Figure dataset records
________________________
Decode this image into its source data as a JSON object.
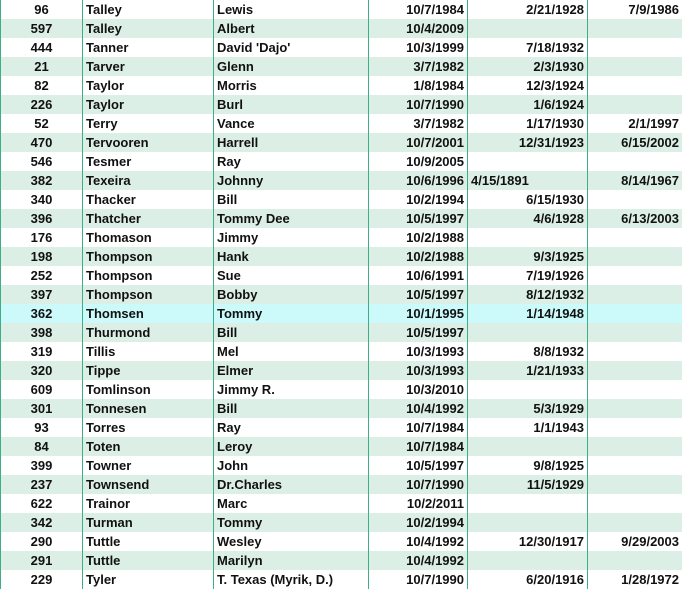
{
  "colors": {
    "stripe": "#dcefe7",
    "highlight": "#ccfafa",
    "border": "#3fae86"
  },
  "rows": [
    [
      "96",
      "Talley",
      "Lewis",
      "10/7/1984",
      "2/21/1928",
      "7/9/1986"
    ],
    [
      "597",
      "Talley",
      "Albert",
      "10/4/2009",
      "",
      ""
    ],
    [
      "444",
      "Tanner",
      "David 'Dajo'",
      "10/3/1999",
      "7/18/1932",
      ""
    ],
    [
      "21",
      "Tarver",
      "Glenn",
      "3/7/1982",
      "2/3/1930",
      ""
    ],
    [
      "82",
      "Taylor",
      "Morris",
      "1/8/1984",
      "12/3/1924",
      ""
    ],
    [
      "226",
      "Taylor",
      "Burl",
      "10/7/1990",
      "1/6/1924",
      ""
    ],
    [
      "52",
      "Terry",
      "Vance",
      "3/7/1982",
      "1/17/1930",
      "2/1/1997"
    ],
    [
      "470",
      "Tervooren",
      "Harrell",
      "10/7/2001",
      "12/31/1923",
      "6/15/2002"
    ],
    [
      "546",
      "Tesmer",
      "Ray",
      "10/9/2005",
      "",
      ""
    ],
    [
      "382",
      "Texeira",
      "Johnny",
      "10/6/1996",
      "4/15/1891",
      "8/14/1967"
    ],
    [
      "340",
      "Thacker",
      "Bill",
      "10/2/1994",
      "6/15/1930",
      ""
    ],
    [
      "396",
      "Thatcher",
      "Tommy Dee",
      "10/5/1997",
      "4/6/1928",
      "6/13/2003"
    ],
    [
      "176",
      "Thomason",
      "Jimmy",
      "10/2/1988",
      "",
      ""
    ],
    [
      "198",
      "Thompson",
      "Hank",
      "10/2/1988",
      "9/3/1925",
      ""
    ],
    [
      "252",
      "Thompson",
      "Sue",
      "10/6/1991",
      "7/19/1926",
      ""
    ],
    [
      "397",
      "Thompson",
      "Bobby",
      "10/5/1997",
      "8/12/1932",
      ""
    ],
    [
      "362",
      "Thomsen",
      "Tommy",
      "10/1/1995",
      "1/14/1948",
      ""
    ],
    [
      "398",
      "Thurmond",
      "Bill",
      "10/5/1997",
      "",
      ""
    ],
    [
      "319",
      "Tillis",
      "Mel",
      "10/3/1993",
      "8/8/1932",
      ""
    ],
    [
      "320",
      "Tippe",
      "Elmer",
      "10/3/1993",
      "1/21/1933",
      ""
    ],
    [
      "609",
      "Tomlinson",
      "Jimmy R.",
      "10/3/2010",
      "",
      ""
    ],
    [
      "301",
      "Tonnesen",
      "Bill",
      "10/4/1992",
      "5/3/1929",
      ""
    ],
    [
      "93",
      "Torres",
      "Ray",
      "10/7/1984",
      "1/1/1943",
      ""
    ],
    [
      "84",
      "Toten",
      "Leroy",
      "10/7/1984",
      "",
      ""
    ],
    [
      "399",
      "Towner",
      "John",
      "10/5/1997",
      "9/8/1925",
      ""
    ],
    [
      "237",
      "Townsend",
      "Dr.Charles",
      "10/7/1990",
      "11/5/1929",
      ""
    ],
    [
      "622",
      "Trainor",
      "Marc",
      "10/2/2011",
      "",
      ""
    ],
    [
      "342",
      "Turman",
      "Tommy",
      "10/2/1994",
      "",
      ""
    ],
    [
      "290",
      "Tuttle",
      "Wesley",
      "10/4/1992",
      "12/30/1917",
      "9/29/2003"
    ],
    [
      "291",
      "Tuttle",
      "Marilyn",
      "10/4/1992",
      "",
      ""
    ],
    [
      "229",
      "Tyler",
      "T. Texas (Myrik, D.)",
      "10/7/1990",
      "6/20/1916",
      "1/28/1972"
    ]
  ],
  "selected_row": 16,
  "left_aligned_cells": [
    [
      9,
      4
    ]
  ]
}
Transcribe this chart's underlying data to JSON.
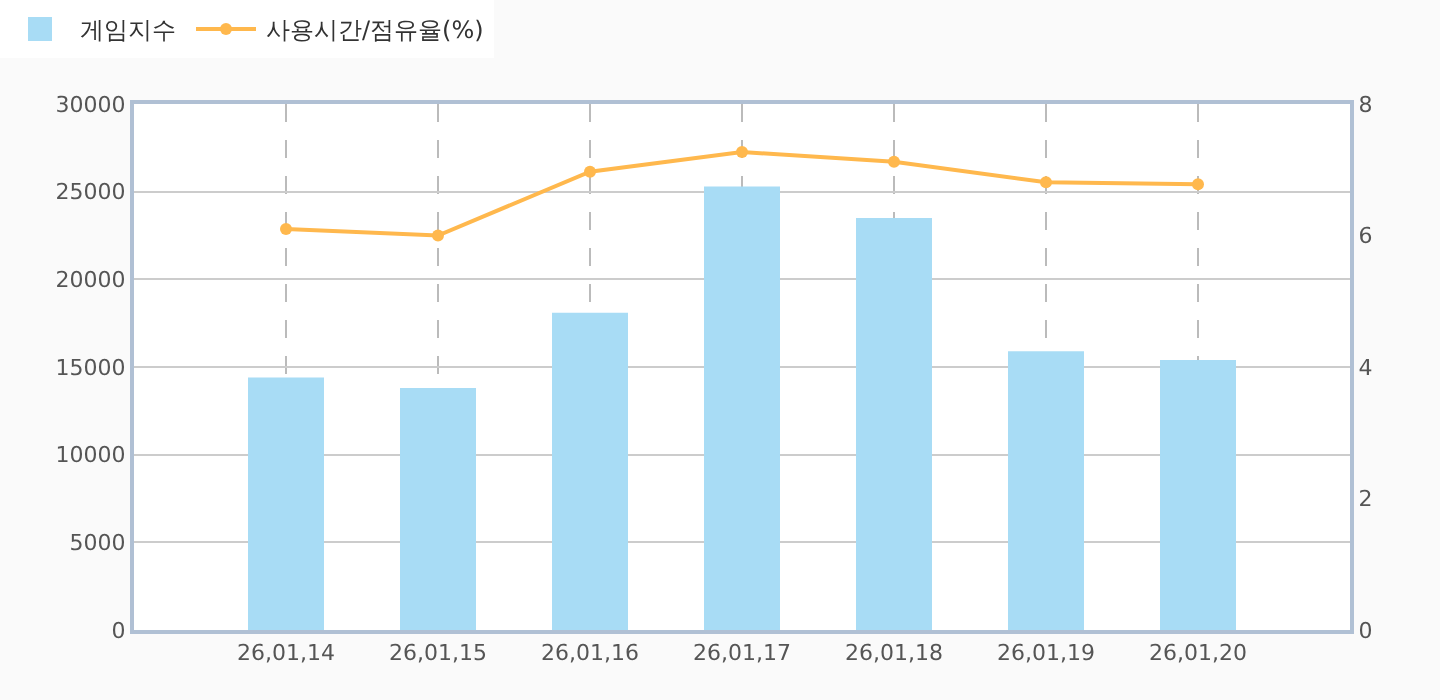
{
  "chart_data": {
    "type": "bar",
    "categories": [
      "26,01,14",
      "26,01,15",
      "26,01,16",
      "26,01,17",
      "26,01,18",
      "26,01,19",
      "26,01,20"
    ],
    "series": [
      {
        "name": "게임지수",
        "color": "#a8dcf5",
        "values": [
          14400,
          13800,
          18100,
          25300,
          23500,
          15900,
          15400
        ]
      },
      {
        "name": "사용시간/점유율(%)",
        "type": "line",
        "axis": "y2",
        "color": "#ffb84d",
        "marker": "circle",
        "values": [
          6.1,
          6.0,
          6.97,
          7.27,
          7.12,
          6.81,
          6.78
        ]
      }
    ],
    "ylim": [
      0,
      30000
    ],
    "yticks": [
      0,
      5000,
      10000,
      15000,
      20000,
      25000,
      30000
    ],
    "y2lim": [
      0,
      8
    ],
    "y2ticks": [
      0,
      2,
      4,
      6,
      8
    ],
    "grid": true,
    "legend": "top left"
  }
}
________________________
▶ Given problem
Reproduce the material in full, word for word, and omit the pictures.

▶ Problem solution
Decode this image into its source data as a JSON object.
{
  "colors": {
    "stripe": "#dcefe7",
    "highlight": "#ccfafa",
    "border": "#3fae86"
  },
  "rows": [
    [
      "96",
      "Talley",
      "Lewis",
      "10/7/1984",
      "2/21/1928",
      "7/9/1986"
    ],
    [
      "597",
      "Talley",
      "Albert",
      "10/4/2009",
      "",
      ""
    ],
    [
      "444",
      "Tanner",
      "David 'Dajo'",
      "10/3/1999",
      "7/18/1932",
      ""
    ],
    [
      "21",
      "Tarver",
      "Glenn",
      "3/7/1982",
      "2/3/1930",
      ""
    ],
    [
      "82",
      "Taylor",
      "Morris",
      "1/8/1984",
      "12/3/1924",
      ""
    ],
    [
      "226",
      "Taylor",
      "Burl",
      "10/7/1990",
      "1/6/1924",
      ""
    ],
    [
      "52",
      "Terry",
      "Vance",
      "3/7/1982",
      "1/17/1930",
      "2/1/1997"
    ],
    [
      "470",
      "Tervooren",
      "Harrell",
      "10/7/2001",
      "12/31/1923",
      "6/15/2002"
    ],
    [
      "546",
      "Tesmer",
      "Ray",
      "10/9/2005",
      "",
      ""
    ],
    [
      "382",
      "Texeira",
      "Johnny",
      "10/6/1996",
      "4/15/1891",
      "8/14/1967"
    ],
    [
      "340",
      "Thacker",
      "Bill",
      "10/2/1994",
      "6/15/1930",
      ""
    ],
    [
      "396",
      "Thatcher",
      "Tommy Dee",
      "10/5/1997",
      "4/6/1928",
      "6/13/2003"
    ],
    [
      "176",
      "Thomason",
      "Jimmy",
      "10/2/1988",
      "",
      ""
    ],
    [
      "198",
      "Thompson",
      "Hank",
      "10/2/1988",
      "9/3/1925",
      ""
    ],
    [
      "252",
      "Thompson",
      "Sue",
      "10/6/1991",
      "7/19/1926",
      ""
    ],
    [
      "397",
      "Thompson",
      "Bobby",
      "10/5/1997",
      "8/12/1932",
      ""
    ],
    [
      "362",
      "Thomsen",
      "Tommy",
      "10/1/1995",
      "1/14/1948",
      ""
    ],
    [
      "398",
      "Thurmond",
      "Bill",
      "10/5/1997",
      "",
      ""
    ],
    [
      "319",
      "Tillis",
      "Mel",
      "10/3/1993",
      "8/8/1932",
      ""
    ],
    [
      "320",
      "Tippe",
      "Elmer",
      "10/3/1993",
      "1/21/1933",
      ""
    ],
    [
      "609",
      "Tomlinson",
      "Jimmy R.",
      "10/3/2010",
      "",
      ""
    ],
    [
      "301",
      "Tonnesen",
      "Bill",
      "10/4/1992",
      "5/3/1929",
      ""
    ],
    [
      "93",
      "Torres",
      "Ray",
      "10/7/1984",
      "1/1/1943",
      ""
    ],
    [
      "84",
      "Toten",
      "Leroy",
      "10/7/1984",
      "",
      ""
    ],
    [
      "399",
      "Towner",
      "John",
      "10/5/1997",
      "9/8/1925",
      ""
    ],
    [
      "237",
      "Townsend",
      "Dr.Charles",
      "10/7/1990",
      "11/5/1929",
      ""
    ],
    [
      "622",
      "Trainor",
      "Marc",
      "10/2/2011",
      "",
      ""
    ],
    [
      "342",
      "Turman",
      "Tommy",
      "10/2/1994",
      "",
      ""
    ],
    [
      "290",
      "Tuttle",
      "Wesley",
      "10/4/1992",
      "12/30/1917",
      "9/29/2003"
    ],
    [
      "291",
      "Tuttle",
      "Marilyn",
      "10/4/1992",
      "",
      ""
    ],
    [
      "229",
      "Tyler",
      "T. Texas (Myrik, D.)",
      "10/7/1990",
      "6/20/1916",
      "1/28/1972"
    ]
  ],
  "selected_row": 16,
  "left_aligned_cells": [
    [
      9,
      4
    ]
  ]
}
Transcribe this chart's underlying data to JSON.
{
  "chart_data": {
    "type": "bar",
    "categories": [
      "26,01,14",
      "26,01,15",
      "26,01,16",
      "26,01,17",
      "26,01,18",
      "26,01,19",
      "26,01,20"
    ],
    "series": [
      {
        "name": "게임지수",
        "color": "#a8dcf5",
        "values": [
          14400,
          13800,
          18100,
          25300,
          23500,
          15900,
          15400
        ]
      },
      {
        "name": "사용시간/점유율(%)",
        "type": "line",
        "axis": "y2",
        "color": "#ffb84d",
        "marker": "circle",
        "values": [
          6.1,
          6.0,
          6.97,
          7.27,
          7.12,
          6.81,
          6.78
        ]
      }
    ],
    "ylim": [
      0,
      30000
    ],
    "yticks": [
      0,
      5000,
      10000,
      15000,
      20000,
      25000,
      30000
    ],
    "y2lim": [
      0,
      8
    ],
    "y2ticks": [
      0,
      2,
      4,
      6,
      8
    ],
    "grid": true,
    "legend": "top left"
  }
}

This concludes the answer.